## Problem details
Using the records provided below, locate and copy each line that contains the word "tags".

## Available data
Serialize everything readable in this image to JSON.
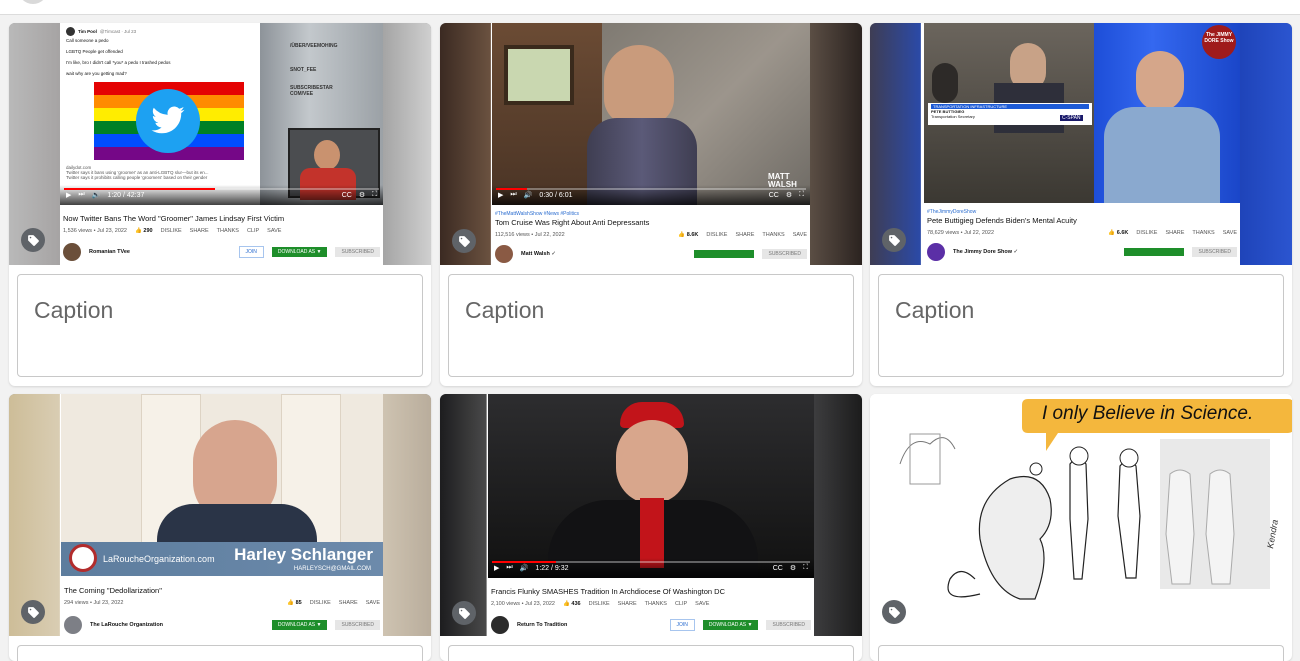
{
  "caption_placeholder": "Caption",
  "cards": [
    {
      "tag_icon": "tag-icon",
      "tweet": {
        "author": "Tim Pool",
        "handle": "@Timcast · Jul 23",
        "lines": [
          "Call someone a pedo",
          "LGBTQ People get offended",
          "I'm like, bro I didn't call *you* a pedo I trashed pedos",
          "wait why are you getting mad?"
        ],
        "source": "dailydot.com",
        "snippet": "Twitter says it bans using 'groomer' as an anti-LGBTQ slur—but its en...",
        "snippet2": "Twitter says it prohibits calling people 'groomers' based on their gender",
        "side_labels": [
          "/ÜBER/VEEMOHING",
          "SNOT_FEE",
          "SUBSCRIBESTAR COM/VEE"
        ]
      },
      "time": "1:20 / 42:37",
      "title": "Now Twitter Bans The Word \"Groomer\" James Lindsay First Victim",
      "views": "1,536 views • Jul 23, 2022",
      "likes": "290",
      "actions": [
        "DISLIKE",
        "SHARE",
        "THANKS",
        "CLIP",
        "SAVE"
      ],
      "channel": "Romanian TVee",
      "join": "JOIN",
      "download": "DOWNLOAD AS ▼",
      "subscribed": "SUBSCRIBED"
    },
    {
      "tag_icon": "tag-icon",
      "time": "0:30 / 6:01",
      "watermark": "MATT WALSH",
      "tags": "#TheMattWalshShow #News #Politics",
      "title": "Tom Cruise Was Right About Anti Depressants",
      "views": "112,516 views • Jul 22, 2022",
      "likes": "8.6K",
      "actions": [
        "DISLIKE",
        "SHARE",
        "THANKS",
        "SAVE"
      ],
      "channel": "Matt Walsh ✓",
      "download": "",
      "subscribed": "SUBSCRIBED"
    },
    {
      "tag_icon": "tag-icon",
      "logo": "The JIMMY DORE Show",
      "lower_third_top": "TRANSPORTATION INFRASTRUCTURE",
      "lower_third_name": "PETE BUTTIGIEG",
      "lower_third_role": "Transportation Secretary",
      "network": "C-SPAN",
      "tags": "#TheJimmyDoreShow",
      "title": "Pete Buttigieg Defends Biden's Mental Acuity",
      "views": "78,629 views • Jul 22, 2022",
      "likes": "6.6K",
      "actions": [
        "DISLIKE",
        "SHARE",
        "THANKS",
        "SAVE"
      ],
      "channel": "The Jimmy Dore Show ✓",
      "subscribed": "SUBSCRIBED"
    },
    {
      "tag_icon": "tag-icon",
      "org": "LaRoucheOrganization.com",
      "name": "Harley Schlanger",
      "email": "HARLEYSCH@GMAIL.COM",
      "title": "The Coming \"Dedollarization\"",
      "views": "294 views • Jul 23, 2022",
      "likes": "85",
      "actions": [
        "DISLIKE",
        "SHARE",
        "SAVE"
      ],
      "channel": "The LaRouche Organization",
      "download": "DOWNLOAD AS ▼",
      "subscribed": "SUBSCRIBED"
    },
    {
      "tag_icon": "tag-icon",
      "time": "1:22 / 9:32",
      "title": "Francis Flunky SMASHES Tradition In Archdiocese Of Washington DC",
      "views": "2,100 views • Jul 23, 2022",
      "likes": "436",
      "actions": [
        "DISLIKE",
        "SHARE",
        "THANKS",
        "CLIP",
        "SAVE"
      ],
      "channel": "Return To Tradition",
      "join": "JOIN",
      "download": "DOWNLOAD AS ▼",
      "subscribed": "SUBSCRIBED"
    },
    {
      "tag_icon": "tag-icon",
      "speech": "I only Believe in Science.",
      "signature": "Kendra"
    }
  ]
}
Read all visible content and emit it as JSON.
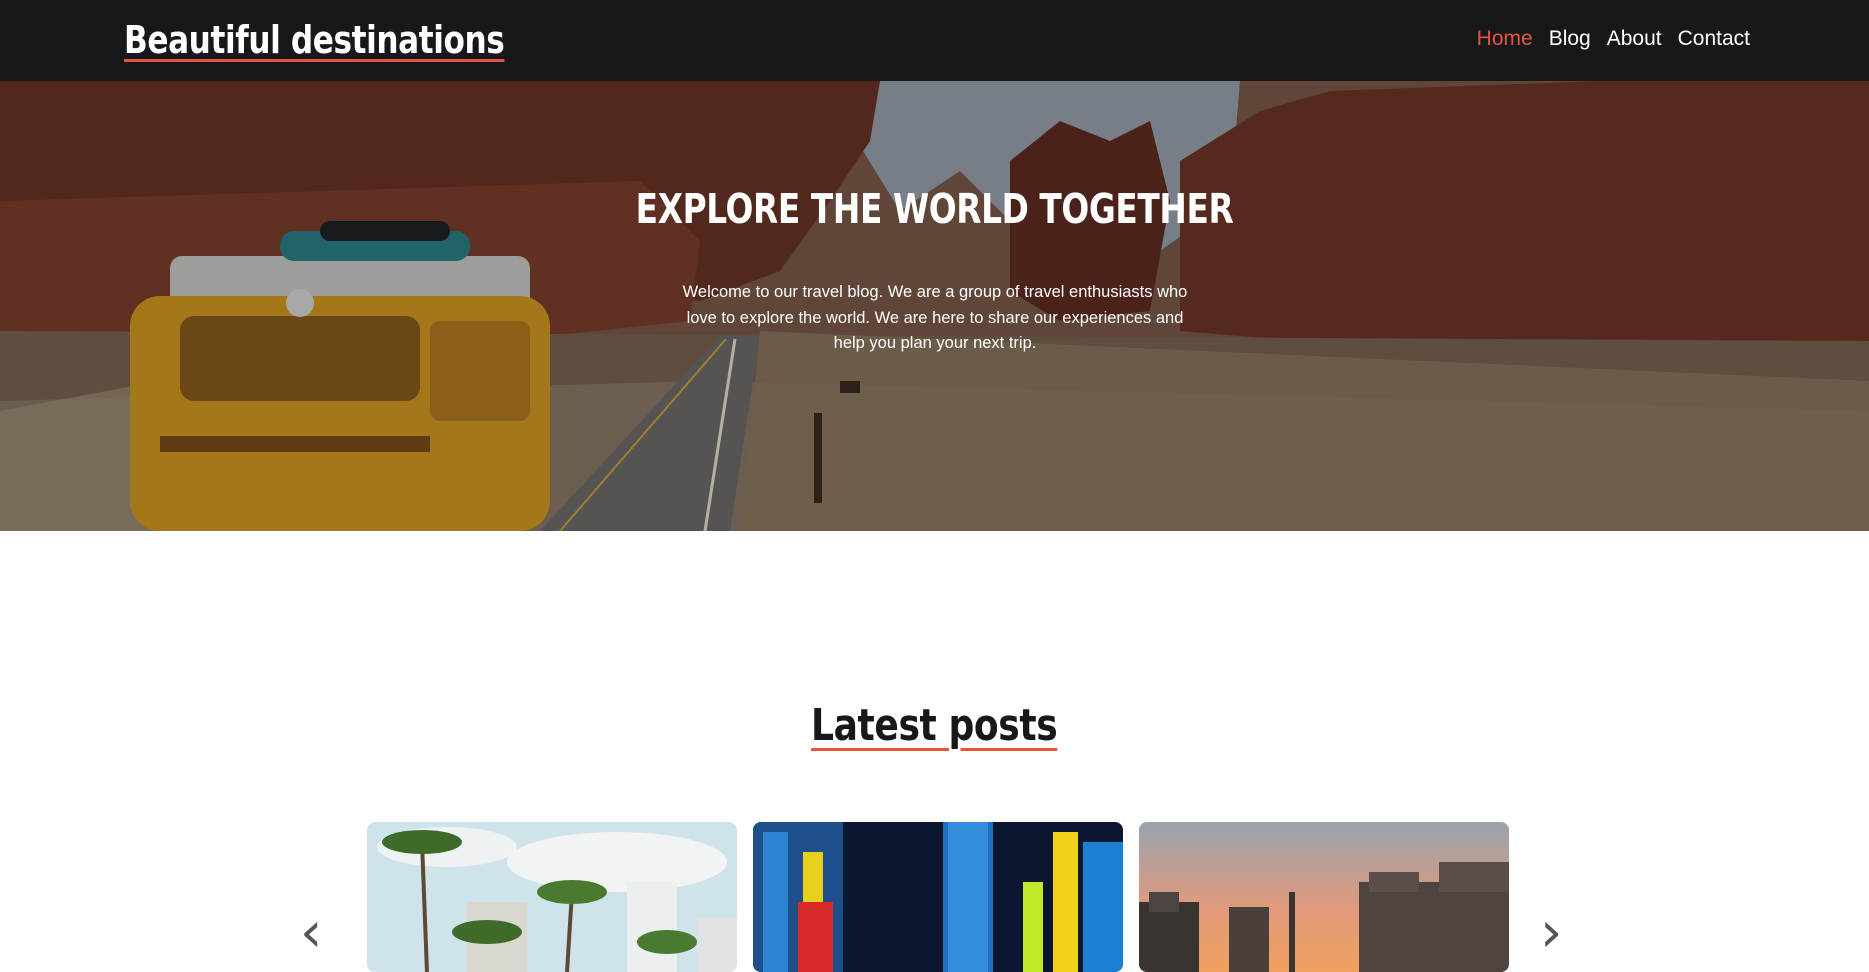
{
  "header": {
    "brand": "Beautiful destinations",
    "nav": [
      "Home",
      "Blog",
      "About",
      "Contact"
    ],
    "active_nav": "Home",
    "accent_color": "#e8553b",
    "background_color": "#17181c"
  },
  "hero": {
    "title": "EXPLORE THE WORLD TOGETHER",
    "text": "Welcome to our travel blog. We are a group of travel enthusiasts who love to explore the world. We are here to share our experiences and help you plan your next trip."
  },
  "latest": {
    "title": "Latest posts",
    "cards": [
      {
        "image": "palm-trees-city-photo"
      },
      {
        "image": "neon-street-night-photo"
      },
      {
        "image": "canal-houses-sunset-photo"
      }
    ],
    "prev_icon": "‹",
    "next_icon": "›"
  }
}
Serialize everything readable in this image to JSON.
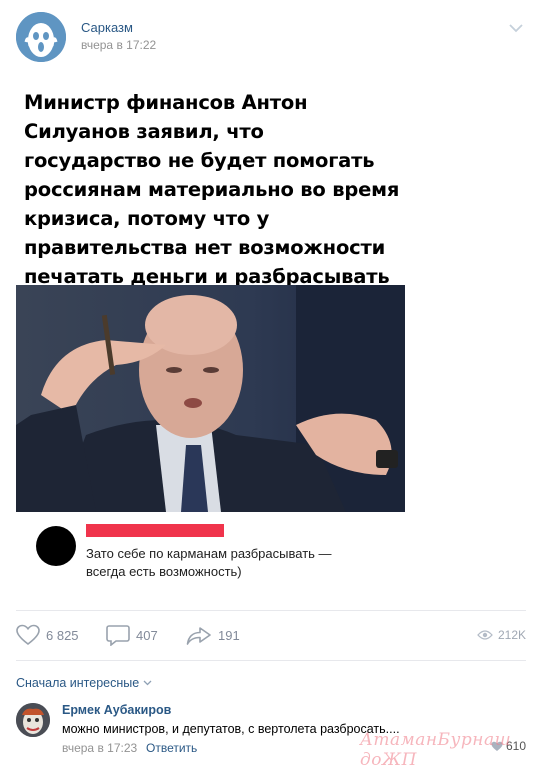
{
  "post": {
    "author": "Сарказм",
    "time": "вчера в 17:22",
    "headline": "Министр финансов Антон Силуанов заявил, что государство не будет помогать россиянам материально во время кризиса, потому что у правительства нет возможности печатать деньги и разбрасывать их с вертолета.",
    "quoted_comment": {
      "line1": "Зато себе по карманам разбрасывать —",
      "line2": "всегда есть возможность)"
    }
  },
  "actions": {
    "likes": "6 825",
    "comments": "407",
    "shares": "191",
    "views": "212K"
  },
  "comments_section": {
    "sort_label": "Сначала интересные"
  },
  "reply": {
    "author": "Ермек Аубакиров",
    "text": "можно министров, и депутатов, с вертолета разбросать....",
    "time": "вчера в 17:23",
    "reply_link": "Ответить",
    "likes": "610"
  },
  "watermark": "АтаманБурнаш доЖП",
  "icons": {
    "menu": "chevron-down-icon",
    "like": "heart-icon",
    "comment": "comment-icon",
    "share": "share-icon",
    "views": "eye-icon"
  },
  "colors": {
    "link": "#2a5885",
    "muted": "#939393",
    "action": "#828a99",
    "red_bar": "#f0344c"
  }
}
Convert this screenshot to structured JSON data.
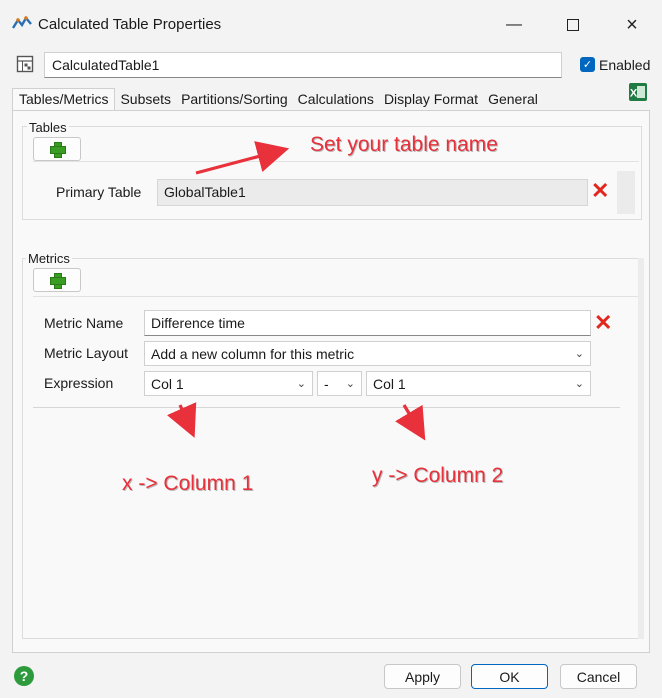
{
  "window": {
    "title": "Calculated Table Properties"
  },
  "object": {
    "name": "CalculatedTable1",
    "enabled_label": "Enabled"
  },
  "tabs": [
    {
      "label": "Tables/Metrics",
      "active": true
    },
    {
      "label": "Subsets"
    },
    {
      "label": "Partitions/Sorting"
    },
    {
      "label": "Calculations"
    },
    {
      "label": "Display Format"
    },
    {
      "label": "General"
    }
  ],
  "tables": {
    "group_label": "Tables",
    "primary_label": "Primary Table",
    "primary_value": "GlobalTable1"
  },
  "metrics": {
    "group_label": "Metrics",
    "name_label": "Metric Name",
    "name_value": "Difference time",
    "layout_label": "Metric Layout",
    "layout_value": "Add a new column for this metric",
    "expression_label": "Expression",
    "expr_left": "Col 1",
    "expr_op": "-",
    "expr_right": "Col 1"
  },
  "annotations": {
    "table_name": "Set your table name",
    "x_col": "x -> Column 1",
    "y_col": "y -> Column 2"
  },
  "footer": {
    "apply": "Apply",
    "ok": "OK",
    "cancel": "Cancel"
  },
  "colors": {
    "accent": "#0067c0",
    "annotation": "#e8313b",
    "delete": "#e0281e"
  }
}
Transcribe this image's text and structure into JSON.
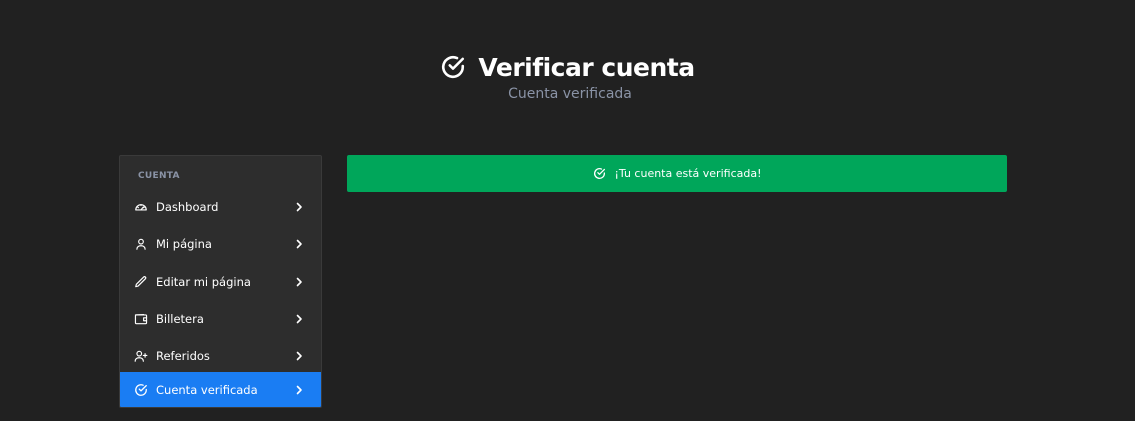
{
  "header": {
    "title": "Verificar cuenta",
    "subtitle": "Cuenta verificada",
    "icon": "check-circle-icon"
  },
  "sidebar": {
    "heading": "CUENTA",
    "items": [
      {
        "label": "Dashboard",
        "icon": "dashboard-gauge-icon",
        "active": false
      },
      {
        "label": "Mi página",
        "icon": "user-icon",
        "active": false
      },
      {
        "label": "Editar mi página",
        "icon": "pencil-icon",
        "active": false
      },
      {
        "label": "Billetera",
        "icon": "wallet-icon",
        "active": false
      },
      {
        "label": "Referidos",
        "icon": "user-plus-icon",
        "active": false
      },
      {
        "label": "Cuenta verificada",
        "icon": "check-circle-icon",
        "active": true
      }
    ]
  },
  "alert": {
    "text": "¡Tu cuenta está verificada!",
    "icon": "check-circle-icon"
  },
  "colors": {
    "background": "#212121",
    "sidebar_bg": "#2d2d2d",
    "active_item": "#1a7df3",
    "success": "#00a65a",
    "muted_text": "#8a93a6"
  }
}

## Exercise answer
      "tags": "#TheMattWalshShow #News #Politics",
      "tags": "#TheJimmyDoreShow",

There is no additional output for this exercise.